**STATED TASK:** Gather all lines with the word "some" in them.
** Start of PROVIDED RECORDS **
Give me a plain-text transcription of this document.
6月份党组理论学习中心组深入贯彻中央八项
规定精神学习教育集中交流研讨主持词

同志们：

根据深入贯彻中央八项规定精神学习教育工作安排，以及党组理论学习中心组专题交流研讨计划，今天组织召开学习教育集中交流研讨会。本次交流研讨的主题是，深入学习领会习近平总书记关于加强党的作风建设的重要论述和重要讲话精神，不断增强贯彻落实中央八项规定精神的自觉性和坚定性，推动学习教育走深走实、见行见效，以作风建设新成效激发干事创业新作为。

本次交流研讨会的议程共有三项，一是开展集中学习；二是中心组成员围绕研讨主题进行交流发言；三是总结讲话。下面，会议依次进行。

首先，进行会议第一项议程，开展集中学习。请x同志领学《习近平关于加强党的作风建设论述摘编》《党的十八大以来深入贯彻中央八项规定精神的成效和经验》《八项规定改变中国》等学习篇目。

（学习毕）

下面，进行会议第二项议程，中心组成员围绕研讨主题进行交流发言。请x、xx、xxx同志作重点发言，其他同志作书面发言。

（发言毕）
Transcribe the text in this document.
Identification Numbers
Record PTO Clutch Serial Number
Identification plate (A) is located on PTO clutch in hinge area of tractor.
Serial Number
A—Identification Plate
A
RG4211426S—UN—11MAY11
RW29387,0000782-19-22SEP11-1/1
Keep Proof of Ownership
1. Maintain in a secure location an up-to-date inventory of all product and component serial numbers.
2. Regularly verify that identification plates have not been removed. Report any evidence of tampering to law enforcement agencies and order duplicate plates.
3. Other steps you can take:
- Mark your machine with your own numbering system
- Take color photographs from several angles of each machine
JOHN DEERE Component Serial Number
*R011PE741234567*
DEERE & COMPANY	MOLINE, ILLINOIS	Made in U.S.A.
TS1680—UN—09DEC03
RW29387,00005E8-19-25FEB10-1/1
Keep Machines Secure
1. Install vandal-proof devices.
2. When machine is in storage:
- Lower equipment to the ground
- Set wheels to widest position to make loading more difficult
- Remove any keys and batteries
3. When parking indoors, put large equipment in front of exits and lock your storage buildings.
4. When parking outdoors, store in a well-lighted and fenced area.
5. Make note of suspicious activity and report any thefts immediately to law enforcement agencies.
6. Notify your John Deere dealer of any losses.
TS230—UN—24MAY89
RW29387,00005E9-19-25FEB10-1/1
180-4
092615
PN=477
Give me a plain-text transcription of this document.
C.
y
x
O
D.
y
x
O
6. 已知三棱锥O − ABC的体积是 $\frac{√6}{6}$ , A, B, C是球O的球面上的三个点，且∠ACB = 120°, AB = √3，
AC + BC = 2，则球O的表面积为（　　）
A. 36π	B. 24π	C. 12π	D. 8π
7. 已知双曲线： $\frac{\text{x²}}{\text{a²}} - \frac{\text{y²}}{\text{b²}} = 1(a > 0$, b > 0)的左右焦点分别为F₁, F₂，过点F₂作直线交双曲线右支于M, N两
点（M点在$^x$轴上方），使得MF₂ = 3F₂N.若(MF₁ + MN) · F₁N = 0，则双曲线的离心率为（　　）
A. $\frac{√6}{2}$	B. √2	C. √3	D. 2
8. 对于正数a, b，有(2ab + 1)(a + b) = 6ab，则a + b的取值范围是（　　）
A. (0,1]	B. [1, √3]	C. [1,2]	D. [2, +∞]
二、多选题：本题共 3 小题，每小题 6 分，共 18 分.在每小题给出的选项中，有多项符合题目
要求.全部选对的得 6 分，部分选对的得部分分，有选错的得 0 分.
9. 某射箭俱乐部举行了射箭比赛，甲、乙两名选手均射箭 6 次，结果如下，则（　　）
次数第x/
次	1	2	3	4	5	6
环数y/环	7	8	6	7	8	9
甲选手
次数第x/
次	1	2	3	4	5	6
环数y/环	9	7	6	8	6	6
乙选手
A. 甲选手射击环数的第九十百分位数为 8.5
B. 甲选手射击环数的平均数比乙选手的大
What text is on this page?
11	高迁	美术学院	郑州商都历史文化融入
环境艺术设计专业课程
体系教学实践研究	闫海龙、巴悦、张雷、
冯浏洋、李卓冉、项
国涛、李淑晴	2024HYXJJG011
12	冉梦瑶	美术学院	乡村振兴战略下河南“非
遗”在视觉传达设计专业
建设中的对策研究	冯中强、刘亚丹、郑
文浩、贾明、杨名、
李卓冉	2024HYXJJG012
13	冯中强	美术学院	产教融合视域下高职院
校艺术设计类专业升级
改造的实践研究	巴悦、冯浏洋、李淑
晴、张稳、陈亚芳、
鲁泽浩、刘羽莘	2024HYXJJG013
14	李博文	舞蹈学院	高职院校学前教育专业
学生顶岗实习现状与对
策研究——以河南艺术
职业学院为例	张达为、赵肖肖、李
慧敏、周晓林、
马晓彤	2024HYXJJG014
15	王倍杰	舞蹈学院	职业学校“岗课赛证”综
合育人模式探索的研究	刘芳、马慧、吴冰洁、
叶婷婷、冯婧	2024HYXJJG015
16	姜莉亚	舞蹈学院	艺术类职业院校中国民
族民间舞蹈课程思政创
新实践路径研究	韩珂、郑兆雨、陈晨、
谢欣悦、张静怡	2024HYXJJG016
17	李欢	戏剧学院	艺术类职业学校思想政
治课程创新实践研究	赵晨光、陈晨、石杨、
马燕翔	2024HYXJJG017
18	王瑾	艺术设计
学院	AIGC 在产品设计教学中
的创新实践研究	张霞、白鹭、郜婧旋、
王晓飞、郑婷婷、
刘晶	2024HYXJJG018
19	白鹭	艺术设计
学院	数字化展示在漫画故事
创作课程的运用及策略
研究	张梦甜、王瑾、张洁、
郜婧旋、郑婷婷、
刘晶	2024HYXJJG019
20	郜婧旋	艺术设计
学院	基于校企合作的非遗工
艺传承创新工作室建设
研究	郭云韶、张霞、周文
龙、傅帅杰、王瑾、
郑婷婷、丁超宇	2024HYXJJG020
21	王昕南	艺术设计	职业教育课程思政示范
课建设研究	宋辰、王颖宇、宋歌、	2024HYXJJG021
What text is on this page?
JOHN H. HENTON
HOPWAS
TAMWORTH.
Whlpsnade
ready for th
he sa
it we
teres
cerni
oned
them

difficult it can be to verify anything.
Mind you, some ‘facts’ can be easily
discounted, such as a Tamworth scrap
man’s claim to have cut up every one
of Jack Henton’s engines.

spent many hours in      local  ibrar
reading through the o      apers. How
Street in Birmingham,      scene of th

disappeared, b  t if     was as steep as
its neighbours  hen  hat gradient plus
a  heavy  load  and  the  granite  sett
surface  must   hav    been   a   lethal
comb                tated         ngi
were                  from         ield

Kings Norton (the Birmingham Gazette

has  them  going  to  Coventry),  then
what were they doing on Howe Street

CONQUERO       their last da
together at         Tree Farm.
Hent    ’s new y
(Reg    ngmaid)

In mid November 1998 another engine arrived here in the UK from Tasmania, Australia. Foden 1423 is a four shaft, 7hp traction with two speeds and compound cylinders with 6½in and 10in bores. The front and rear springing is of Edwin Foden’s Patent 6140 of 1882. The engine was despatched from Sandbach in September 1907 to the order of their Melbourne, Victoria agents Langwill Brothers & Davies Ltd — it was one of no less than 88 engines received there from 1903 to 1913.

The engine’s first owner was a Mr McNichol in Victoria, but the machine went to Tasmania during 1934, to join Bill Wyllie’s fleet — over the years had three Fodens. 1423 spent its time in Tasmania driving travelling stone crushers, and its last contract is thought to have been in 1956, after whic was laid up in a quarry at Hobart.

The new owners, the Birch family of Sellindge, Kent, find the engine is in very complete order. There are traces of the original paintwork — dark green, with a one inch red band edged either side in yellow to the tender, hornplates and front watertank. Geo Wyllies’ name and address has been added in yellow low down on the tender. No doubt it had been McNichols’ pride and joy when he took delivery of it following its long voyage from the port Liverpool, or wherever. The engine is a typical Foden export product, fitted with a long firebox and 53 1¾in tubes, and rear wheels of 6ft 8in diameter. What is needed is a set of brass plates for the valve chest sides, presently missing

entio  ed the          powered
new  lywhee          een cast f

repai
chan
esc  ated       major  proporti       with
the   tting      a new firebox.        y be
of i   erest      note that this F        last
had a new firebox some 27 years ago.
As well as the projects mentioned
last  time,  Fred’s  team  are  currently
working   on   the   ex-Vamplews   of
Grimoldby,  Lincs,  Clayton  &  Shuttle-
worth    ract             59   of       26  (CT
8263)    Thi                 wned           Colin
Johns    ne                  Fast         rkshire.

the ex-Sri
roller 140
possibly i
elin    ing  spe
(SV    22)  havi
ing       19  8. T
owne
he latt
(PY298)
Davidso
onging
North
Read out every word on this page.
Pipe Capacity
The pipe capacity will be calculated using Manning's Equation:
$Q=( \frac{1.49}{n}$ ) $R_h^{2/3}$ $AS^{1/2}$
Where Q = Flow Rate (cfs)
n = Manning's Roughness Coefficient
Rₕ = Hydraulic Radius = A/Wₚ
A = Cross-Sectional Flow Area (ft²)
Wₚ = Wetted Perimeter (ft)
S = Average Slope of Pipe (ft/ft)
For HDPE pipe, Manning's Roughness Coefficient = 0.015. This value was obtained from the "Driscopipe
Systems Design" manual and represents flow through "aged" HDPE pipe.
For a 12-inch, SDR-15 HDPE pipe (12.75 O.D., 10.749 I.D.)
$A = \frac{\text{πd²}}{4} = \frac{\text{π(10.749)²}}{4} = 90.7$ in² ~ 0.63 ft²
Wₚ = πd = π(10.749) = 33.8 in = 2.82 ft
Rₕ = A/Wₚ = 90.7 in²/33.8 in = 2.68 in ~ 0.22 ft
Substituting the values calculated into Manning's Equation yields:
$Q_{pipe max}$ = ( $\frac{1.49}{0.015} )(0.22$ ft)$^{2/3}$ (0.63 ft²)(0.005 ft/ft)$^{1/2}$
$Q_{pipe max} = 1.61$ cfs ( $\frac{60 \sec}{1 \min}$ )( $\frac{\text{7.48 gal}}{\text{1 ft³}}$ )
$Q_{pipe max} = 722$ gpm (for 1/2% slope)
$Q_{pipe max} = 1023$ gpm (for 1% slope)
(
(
** End of PROVIDED RECORDS **
**EXPECTED ANSWER:**
Mind you, some ‘facts’ can be easily
had a new firebox some 27 years ago.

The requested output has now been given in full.